## WHAT NEEDS TO BE DONE
Print all of the material below without changing a single character.

>>>

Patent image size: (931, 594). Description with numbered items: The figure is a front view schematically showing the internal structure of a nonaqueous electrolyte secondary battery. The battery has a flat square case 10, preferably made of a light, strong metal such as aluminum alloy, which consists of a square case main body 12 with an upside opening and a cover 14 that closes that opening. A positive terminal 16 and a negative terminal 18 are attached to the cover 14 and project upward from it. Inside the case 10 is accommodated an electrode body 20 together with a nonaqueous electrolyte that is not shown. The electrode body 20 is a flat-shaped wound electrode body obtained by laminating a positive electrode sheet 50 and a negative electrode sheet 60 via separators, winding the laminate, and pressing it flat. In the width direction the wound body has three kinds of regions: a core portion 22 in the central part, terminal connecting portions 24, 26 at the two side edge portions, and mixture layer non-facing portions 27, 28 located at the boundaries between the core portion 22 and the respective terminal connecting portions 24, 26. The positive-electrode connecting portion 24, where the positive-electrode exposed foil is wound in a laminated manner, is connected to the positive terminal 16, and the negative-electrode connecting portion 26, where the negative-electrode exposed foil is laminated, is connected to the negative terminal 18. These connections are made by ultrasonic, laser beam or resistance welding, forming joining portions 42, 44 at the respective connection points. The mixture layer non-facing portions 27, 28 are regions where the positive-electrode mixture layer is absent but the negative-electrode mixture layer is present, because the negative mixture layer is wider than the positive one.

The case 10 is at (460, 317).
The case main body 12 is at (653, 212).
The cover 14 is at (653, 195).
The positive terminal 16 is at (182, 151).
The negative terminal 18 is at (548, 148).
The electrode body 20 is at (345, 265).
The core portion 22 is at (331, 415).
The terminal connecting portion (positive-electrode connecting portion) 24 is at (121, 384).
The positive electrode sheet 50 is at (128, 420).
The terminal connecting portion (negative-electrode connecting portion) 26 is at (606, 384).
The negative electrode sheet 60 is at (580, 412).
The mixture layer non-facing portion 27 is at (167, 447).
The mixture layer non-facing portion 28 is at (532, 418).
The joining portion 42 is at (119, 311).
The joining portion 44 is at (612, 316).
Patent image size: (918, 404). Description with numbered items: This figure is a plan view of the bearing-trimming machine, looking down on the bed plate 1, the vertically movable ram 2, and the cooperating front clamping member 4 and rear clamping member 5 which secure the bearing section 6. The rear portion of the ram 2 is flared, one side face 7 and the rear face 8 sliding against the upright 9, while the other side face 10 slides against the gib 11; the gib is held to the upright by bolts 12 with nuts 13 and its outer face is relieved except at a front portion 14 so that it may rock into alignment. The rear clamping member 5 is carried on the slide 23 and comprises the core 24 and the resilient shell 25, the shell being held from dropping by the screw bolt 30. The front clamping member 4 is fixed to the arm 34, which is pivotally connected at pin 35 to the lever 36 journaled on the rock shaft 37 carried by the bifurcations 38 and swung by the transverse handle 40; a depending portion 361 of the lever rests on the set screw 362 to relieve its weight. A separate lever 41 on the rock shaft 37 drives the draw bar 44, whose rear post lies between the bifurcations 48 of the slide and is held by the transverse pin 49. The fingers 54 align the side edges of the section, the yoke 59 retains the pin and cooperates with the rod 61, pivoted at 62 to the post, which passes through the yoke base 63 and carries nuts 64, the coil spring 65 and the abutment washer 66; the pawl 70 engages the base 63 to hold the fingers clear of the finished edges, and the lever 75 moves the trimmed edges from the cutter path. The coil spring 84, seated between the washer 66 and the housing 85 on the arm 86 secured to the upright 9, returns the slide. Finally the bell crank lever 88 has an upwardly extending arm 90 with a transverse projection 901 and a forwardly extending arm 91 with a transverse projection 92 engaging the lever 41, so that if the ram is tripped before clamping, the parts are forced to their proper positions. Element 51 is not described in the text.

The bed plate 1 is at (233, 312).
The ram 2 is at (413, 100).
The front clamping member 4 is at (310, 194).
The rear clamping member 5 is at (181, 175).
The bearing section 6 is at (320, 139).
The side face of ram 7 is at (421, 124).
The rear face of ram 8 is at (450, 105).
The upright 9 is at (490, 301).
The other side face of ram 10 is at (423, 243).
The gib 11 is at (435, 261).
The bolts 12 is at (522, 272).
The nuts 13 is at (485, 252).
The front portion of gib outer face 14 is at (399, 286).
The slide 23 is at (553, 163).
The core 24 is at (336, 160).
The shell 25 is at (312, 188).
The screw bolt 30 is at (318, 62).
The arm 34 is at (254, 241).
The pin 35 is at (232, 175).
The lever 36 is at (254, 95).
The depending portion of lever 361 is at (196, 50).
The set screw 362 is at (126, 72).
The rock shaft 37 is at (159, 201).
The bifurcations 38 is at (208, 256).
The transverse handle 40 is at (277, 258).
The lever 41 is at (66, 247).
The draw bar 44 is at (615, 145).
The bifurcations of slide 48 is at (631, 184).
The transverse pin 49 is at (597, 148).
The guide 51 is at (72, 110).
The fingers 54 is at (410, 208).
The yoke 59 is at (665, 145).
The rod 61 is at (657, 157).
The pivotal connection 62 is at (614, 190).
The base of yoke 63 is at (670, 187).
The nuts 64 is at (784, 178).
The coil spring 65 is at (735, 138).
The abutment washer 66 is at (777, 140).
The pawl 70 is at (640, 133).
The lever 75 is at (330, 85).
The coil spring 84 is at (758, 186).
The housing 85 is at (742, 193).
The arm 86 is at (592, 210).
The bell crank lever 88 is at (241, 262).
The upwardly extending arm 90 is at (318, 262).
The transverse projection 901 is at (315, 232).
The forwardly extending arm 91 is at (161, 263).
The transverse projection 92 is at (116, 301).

<<<

## RESULT FOR THIS EXERCISE
Patent image size: (931, 594). Description with numbered items: The figure is a front view schematically showing the internal structure of a nonaqueous electrolyte secondary battery. The battery has a flat square case 10, preferably made of a light, strong metal such as aluminum alloy, which consists of a square case main body 12 with an upside opening and a cover 14 that closes that opening. A positive terminal 16 and a negative terminal 18 are attached to the cover 14 and project upward from it. Inside the case 10 is accommodated an electrode body 20 together with a nonaqueous electrolyte that is not shown. The electrode body 20 is a flat-shaped wound electrode body obtained by laminating a positive electrode sheet 50 and a negative electrode sheet 60 via separators, winding the laminate, and pressing it flat. In the width direction the wound body has three kinds of regions: a core portion 22 in the central part, terminal connecting portions 24, 26 at the two side edge portions, and mixture layer non-facing portions 27, 28 located at the boundaries between the core portion 22 and the respective terminal connecting portions 24, 26. The positive-electrode connecting portion 24, where the positive-electrode exposed foil is wound in a laminated manner, is connected to the positive terminal 16, and the negative-electrode connecting portion 26, where the negative-electrode exposed foil is laminated, is connected to the negative terminal 18. These connections are made by ultrasonic, laser beam or resistance welding, forming joining portions 42, 44 at the respective connection points. The mixture layer non-facing portions 27, 28 are regions where the positive-electrode mixture layer is absent but the negative-electrode mixture layer is present, because the negative mixture layer is wider than the positive one.

The case 10 is at (460, 317).
The case main body 12 is at (653, 212).
The cover 14 is at (653, 195).
The positive terminal 16 is at (182, 151).
The negative terminal 18 is at (548, 148).
The electrode body 20 is at (345, 265).
The core portion 22 is at (331, 415).
The terminal connecting portion (positive-electrode connecting portion) 24 is at (121, 384).
The positive electrode sheet 50 is at (128, 420).
The terminal connecting portion (negative-electrode connecting portion) 26 is at (606, 384).
The negative electrode sheet 60 is at (580, 412).
The mixture layer non-facing portion 27 is at (167, 447).
The mixture layer non-facing portion 28 is at (532, 418).
The joining portion 42 is at (119, 311).
The joining portion 44 is at (612, 316).
Patent image size: (918, 404). Description with numbered items: This figure is a plan view of the bearing-trimming machine, looking down on the bed plate 1, the vertically movable ram 2, and the cooperating front clamping member 4 and rear clamping member 5 which secure the bearing section 6. The rear portion of the ram 2 is flared, one side face 7 and the rear face 8 sliding against the upright 9, while the other side face 10 slides against the gib 11; the gib is held to the upright by bolts 12 with nuts 13 and its outer face is relieved except at a front portion 14 so that it may rock into alignment. The rear clamping member 5 is carried on the slide 23 and comprises the core 24 and the resilient shell 25, the shell being held from dropping by the screw bolt 30. The front clamping member 4 is fixed to the arm 34, which is pivotally connected at pin 35 to the lever 36 journaled on the rock shaft 37 carried by the bifurcations 38 and swung by the transverse handle 40; a depending portion 361 of the lever rests on the set screw 362 to relieve its weight. A separate lever 41 on the rock shaft 37 drives the draw bar 44, whose rear post lies between the bifurcations 48 of the slide and is held by the transverse pin 49. The fingers 54 align the side edges of the section, the yoke 59 retains the pin and cooperates with the rod 61, pivoted at 62 to the post, which passes through the yoke base 63 and carries nuts 64, the coil spring 65 and the abutment washer 66; the pawl 70 engages the base 63 to hold the fingers clear of the finished edges, and the lever 75 moves the trimmed edges from the cutter path. The coil spring 84, seated between the washer 66 and the housing 85 on the arm 86 secured to the upright 9, returns the slide. Finally the bell crank lever 88 has an upwardly extending arm 90 with a transverse projection 901 and a forwardly extending arm 91 with a transverse projection 92 engaging the lever 41, so that if the ram is tripped before clamping, the parts are forced to their proper positions. Element 51 is not described in the text.

The bed plate 1 is at (233, 312).
The ram 2 is at (413, 100).
The front clamping member 4 is at (310, 194).
The rear clamping member 5 is at (181, 175).
The bearing section 6 is at (320, 139).
The side face of ram 7 is at (421, 124).
The rear face of ram 8 is at (450, 105).
The upright 9 is at (490, 301).
The other side face of ram 10 is at (423, 243).
The gib 11 is at (435, 261).
The bolts 12 is at (522, 272).
The nuts 13 is at (485, 252).
The front portion of gib outer face 14 is at (399, 286).
The slide 23 is at (553, 163).
The core 24 is at (336, 160).
The shell 25 is at (312, 188).
The screw bolt 30 is at (318, 62).
The arm 34 is at (254, 241).
The pin 35 is at (232, 175).
The lever 36 is at (254, 95).
The depending portion of lever 361 is at (196, 50).
The set screw 362 is at (126, 72).
The rock shaft 37 is at (159, 201).
The bifurcations 38 is at (208, 256).
The transverse handle 40 is at (277, 258).
The lever 41 is at (66, 247).
The draw bar 44 is at (615, 145).
The bifurcations of slide 48 is at (631, 184).
The transverse pin 49 is at (597, 148).
The guide 51 is at (72, 110).
The fingers 54 is at (410, 208).
The yoke 59 is at (665, 145).
The rod 61 is at (657, 157).
The pivotal connection 62 is at (614, 190).
The base of yoke 63 is at (670, 187).
The nuts 64 is at (784, 178).
The coil spring 65 is at (735, 138).
The abutment washer 66 is at (777, 140).
The pawl 70 is at (640, 133).
The lever 75 is at (330, 85).
The coil spring 84 is at (758, 186).
The housing 85 is at (742, 193).
The arm 86 is at (592, 210).
The bell crank lever 88 is at (241, 262).
The upwardly extending arm 90 is at (318, 262).
The transverse projection 901 is at (315, 232).
The forwardly extending arm 91 is at (161, 263).
The transverse projection 92 is at (116, 301).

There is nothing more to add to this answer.